> TASK DESCRIPTION:
Of the lines below, count those containing the word "kind". Reply with the number alone.

Dataset records
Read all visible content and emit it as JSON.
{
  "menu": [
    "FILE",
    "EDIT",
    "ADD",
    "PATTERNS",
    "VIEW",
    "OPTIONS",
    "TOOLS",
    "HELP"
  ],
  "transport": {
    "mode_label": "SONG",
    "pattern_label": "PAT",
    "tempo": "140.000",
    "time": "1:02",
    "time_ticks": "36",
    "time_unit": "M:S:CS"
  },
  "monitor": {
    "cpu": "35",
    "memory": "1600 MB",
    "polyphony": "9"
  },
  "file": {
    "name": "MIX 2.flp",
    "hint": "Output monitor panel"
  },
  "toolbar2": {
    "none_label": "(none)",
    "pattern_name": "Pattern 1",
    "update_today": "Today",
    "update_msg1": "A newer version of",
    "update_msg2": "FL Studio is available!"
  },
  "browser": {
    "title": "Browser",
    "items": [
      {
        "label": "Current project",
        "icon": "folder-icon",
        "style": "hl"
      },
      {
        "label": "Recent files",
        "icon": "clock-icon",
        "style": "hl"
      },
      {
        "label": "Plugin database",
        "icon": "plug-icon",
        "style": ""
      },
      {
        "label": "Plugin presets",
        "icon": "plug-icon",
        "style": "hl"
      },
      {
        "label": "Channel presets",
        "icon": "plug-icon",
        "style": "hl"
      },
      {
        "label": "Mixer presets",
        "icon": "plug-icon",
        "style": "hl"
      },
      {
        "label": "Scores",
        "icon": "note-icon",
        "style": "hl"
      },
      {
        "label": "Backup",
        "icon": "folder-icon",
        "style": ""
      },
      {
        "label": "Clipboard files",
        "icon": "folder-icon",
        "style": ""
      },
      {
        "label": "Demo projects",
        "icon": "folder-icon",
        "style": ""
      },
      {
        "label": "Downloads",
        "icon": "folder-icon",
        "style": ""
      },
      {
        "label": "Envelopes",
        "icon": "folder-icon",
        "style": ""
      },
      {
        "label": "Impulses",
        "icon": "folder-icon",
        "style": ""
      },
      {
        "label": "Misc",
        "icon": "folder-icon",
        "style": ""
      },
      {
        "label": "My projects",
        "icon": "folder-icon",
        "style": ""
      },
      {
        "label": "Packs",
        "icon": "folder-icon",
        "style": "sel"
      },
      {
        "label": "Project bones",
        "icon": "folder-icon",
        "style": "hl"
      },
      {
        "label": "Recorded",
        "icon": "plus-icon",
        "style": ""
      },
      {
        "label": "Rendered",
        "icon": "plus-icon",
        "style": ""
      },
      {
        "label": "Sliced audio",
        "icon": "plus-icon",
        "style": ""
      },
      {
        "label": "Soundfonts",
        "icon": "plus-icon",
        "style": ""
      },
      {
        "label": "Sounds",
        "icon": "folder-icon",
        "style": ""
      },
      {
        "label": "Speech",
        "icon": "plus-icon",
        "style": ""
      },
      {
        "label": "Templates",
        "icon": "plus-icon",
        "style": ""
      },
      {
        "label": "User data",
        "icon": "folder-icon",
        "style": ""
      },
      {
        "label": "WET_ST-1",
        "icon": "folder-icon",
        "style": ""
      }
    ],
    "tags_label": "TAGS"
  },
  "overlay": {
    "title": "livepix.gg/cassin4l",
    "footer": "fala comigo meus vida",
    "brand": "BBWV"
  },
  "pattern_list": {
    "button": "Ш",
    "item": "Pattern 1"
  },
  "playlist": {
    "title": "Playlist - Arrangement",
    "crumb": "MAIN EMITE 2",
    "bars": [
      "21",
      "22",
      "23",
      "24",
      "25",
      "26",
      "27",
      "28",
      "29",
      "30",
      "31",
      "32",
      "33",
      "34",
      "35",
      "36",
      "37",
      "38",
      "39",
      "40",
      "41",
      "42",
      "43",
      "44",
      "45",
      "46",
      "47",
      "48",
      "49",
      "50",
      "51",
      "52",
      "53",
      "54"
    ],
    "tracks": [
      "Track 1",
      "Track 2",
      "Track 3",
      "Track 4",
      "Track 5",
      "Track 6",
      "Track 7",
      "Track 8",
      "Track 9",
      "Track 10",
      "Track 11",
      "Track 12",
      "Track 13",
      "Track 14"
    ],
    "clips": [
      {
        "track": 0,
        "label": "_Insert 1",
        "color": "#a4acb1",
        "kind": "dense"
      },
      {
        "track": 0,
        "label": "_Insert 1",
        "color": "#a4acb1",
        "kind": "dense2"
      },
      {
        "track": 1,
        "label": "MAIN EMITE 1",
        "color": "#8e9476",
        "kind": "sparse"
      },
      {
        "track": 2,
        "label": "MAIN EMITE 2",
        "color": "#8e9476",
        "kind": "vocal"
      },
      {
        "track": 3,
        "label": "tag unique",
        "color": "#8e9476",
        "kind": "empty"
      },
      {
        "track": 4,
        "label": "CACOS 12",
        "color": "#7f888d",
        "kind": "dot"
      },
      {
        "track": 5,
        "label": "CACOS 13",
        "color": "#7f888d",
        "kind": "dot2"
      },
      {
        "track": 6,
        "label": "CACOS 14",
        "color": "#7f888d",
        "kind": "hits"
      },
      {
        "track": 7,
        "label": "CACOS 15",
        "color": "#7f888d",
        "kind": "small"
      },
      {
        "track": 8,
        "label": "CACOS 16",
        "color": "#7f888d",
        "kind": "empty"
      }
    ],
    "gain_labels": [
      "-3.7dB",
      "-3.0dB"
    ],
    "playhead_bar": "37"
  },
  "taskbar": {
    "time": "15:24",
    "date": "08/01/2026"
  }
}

> TASK ANSWER:
10